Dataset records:
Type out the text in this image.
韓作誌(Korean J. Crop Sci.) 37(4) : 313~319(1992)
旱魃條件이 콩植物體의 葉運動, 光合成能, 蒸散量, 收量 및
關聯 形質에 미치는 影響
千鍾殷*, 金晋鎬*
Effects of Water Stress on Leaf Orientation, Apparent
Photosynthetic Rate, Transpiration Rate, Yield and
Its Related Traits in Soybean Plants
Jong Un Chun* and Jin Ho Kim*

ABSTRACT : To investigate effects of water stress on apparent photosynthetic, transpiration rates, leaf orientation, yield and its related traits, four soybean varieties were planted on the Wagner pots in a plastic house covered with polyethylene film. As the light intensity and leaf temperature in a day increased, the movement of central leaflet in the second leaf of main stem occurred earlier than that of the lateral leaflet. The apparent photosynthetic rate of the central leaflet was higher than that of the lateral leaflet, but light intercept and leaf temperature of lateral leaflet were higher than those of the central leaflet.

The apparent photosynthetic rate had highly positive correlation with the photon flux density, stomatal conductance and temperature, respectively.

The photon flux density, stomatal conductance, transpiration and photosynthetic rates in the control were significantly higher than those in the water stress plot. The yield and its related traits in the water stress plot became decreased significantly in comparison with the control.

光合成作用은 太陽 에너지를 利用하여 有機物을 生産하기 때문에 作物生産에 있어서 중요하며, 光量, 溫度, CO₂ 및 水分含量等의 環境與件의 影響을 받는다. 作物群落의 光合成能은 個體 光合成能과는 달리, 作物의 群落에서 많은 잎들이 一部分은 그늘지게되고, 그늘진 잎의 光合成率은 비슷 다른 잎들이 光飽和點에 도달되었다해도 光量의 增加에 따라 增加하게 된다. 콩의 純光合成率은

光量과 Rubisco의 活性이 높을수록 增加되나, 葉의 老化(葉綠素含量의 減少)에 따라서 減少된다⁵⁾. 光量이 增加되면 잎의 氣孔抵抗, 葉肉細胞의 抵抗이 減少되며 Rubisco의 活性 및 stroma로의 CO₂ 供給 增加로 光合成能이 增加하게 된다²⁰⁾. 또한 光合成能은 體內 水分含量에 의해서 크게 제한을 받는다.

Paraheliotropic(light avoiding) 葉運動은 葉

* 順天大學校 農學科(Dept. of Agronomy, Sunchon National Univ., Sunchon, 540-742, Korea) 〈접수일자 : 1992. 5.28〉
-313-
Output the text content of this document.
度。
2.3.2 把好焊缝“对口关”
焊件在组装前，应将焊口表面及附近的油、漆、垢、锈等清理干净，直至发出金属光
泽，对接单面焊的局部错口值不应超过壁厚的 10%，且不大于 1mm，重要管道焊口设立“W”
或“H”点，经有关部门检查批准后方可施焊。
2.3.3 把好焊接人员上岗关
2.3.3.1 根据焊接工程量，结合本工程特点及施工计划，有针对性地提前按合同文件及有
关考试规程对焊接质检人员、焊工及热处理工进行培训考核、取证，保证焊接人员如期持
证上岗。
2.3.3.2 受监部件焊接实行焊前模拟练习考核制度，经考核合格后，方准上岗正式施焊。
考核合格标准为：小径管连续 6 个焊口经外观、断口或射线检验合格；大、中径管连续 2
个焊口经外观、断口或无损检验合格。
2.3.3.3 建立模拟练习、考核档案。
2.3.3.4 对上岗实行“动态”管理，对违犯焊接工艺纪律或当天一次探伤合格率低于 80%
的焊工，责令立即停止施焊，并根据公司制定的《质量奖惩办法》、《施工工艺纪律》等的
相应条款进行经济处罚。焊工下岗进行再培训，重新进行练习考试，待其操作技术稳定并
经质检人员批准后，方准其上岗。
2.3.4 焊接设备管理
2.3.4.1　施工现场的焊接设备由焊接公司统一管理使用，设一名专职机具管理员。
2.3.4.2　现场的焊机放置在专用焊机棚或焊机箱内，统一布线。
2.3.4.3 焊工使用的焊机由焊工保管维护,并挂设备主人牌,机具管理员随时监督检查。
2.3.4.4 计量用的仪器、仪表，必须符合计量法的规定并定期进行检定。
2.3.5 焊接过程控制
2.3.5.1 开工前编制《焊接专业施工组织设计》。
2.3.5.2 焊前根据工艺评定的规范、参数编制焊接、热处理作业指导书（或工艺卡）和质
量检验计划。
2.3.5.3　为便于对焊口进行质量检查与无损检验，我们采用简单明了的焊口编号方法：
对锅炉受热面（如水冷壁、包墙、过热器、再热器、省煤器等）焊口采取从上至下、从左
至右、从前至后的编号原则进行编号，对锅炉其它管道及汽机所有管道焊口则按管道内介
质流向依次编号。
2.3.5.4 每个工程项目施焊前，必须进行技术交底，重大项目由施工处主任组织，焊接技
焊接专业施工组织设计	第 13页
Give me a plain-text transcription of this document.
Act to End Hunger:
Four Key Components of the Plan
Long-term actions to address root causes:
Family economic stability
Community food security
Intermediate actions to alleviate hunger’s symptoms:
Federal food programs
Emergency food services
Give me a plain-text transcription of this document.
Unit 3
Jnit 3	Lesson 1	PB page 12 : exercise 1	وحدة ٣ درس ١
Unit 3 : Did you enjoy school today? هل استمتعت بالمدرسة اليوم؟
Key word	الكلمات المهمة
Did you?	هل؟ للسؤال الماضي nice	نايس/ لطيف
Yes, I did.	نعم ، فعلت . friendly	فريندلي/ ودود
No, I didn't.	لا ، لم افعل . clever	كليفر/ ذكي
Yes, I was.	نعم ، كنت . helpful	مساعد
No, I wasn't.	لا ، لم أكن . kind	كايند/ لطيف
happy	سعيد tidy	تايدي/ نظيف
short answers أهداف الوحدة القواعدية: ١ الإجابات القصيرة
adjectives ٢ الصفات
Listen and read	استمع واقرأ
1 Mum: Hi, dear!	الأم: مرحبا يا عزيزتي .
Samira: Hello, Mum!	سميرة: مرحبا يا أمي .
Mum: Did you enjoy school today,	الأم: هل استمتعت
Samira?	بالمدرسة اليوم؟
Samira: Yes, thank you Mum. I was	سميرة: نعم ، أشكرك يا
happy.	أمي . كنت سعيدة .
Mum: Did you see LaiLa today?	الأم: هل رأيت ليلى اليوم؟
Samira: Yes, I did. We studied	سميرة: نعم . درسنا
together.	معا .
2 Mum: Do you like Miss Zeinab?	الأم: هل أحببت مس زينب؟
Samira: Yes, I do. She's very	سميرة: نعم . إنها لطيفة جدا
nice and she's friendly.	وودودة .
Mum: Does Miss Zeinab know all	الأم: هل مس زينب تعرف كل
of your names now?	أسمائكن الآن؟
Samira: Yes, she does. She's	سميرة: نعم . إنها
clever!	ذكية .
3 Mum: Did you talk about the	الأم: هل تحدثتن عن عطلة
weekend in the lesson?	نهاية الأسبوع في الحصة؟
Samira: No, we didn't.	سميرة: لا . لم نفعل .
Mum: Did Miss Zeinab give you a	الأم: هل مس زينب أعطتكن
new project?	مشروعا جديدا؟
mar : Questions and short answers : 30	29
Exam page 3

● **Required task**
Repeat the material above in full, exactly as it stands.

● **Answer to this exercise**
Type out the text in this image.
韓作誌(Korean J. Crop Sci.) 37(4) : 313~319(1992)
旱魃條件이 콩植物體의 葉運動, 光合成能, 蒸散量, 收量 및
關聯 形質에 미치는 影響
千鍾殷*, 金晋鎬*
Effects of Water Stress on Leaf Orientation, Apparent
Photosynthetic Rate, Transpiration Rate, Yield and
Its Related Traits in Soybean Plants
Jong Un Chun* and Jin Ho Kim*

ABSTRACT : To investigate effects of water stress on apparent photosynthetic, transpiration rates, leaf orientation, yield and its related traits, four soybean varieties were planted on the Wagner pots in a plastic house covered with polyethylene film. As the light intensity and leaf temperature in a day increased, the movement of central leaflet in the second leaf of main stem occurred earlier than that of the lateral leaflet. The apparent photosynthetic rate of the central leaflet was higher than that of the lateral leaflet, but light intercept and leaf temperature of lateral leaflet were higher than those of the central leaflet.

The apparent photosynthetic rate had highly positive correlation with the photon flux density, stomatal conductance and temperature, respectively.

The photon flux density, stomatal conductance, transpiration and photosynthetic rates in the control were significantly higher than those in the water stress plot. The yield and its related traits in the water stress plot became decreased significantly in comparison with the control.

光合成作用은 太陽 에너지를 利用하여 有機物을 生産하기 때문에 作物生産에 있어서 중요하며, 光量, 溫度, CO₂ 및 水分含量等의 環境與件의 影響을 받는다. 作物群落의 光合成能은 個體 光合成能과는 달리, 作物의 群落에서 많은 잎들이 一部分은 그늘지게되고, 그늘진 잎의 光合成率은 비슷 다른 잎들이 光飽和點에 도달되었다해도 光量의 增加에 따라 增加하게 된다. 콩의 純光合成率은

光量과 Rubisco의 活性이 높을수록 增加되나, 葉의 老化(葉綠素含量의 減少)에 따라서 減少된다⁵⁾. 光量이 增加되면 잎의 氣孔抵抗, 葉肉細胞의 抵抗이 減少되며 Rubisco의 活性 및 stroma로의 CO₂ 供給 增加로 光合成能이 增加하게 된다²⁰⁾. 또한 光合成能은 體內 水分含量에 의해서 크게 제한을 받는다.

Paraheliotropic(light avoiding) 葉運動은 葉

* 順天大學校 農學科(Dept. of Agronomy, Sunchon National Univ., Sunchon, 540-742, Korea) 〈접수일자 : 1992. 5.28〉
-313-
Output the text content of this document.
度。
2.3.2 把好焊缝“对口关”
焊件在组装前，应将焊口表面及附近的油、漆、垢、锈等清理干净，直至发出金属光
泽，对接单面焊的局部错口值不应超过壁厚的 10%，且不大于 1mm，重要管道焊口设立“W”
或“H”点，经有关部门检查批准后方可施焊。
2.3.3 把好焊接人员上岗关
2.3.3.1 根据焊接工程量，结合本工程特点及施工计划，有针对性地提前按合同文件及有
关考试规程对焊接质检人员、焊工及热处理工进行培训考核、取证，保证焊接人员如期持
证上岗。
2.3.3.2 受监部件焊接实行焊前模拟练习考核制度，经考核合格后，方准上岗正式施焊。
考核合格标准为：小径管连续 6 个焊口经外观、断口或射线检验合格；大、中径管连续 2
个焊口经外观、断口或无损检验合格。
2.3.3.3 建立模拟练习、考核档案。
2.3.3.4 对上岗实行“动态”管理，对违犯焊接工艺纪律或当天一次探伤合格率低于 80%
的焊工，责令立即停止施焊，并根据公司制定的《质量奖惩办法》、《施工工艺纪律》等的
相应条款进行经济处罚。焊工下岗进行再培训，重新进行练习考试，待其操作技术稳定并
经质检人员批准后，方准其上岗。
2.3.4 焊接设备管理
2.3.4.1　施工现场的焊接设备由焊接公司统一管理使用，设一名专职机具管理员。
2.3.4.2　现场的焊机放置在专用焊机棚或焊机箱内，统一布线。
2.3.4.3 焊工使用的焊机由焊工保管维护,并挂设备主人牌,机具管理员随时监督检查。
2.3.4.4 计量用的仪器、仪表，必须符合计量法的规定并定期进行检定。
2.3.5 焊接过程控制
2.3.5.1 开工前编制《焊接专业施工组织设计》。
2.3.5.2 焊前根据工艺评定的规范、参数编制焊接、热处理作业指导书（或工艺卡）和质
量检验计划。
2.3.5.3　为便于对焊口进行质量检查与无损检验，我们采用简单明了的焊口编号方法：
对锅炉受热面（如水冷壁、包墙、过热器、再热器、省煤器等）焊口采取从上至下、从左
至右、从前至后的编号原则进行编号，对锅炉其它管道及汽机所有管道焊口则按管道内介
质流向依次编号。
2.3.5.4 每个工程项目施焊前，必须进行技术交底，重大项目由施工处主任组织，焊接技
焊接专业施工组织设计	第 13页
Give me a plain-text transcription of this document.
Act to End Hunger:
Four Key Components of the Plan
Long-term actions to address root causes:
Family economic stability
Community food security
Intermediate actions to alleviate hunger’s symptoms:
Federal food programs
Emergency food services
Give me a plain-text transcription of this document.
Unit 3
Jnit 3	Lesson 1	PB page 12 : exercise 1	وحدة ٣ درس ١
Unit 3 : Did you enjoy school today? هل استمتعت بالمدرسة اليوم؟
Key word	الكلمات المهمة
Did you?	هل؟ للسؤال الماضي nice	نايس/ لطيف
Yes, I did.	نعم ، فعلت . friendly	فريندلي/ ودود
No, I didn't.	لا ، لم افعل . clever	كليفر/ ذكي
Yes, I was.	نعم ، كنت . helpful	مساعد
No, I wasn't.	لا ، لم أكن . kind	كايند/ لطيف
happy	سعيد tidy	تايدي/ نظيف
short answers أهداف الوحدة القواعدية: ١ الإجابات القصيرة
adjectives ٢ الصفات
Listen and read	استمع واقرأ
1 Mum: Hi, dear!	الأم: مرحبا يا عزيزتي .
Samira: Hello, Mum!	سميرة: مرحبا يا أمي .
Mum: Did you enjoy school today,	الأم: هل استمتعت
Samira?	بالمدرسة اليوم؟
Samira: Yes, thank you Mum. I was	سميرة: نعم ، أشكرك يا
happy.	أمي . كنت سعيدة .
Mum: Did you see LaiLa today?	الأم: هل رأيت ليلى اليوم؟
Samira: Yes, I did. We studied	سميرة: نعم . درسنا
together.	معا .
2 Mum: Do you like Miss Zeinab?	الأم: هل أحببت مس زينب؟
Samira: Yes, I do. She's very	سميرة: نعم . إنها لطيفة جدا
nice and she's friendly.	وودودة .
Mum: Does Miss Zeinab know all	الأم: هل مس زينب تعرف كل
of your names now?	أسمائكن الآن؟
Samira: Yes, she does. She's	سميرة: نعم . إنها
clever!	ذكية .
3 Mum: Did you talk about the	الأم: هل تحدثتن عن عطلة
weekend in the lesson?	نهاية الأسبوع في الحصة؟
Samira: No, we didn't.	سميرة: لا . لم نفعل .
Mum: Did Miss Zeinab give you a	الأم: هل مس زينب أعطتكن
new project?	مشروعا جديدا؟
mar : Questions and short answers : 30	29
Exam page 3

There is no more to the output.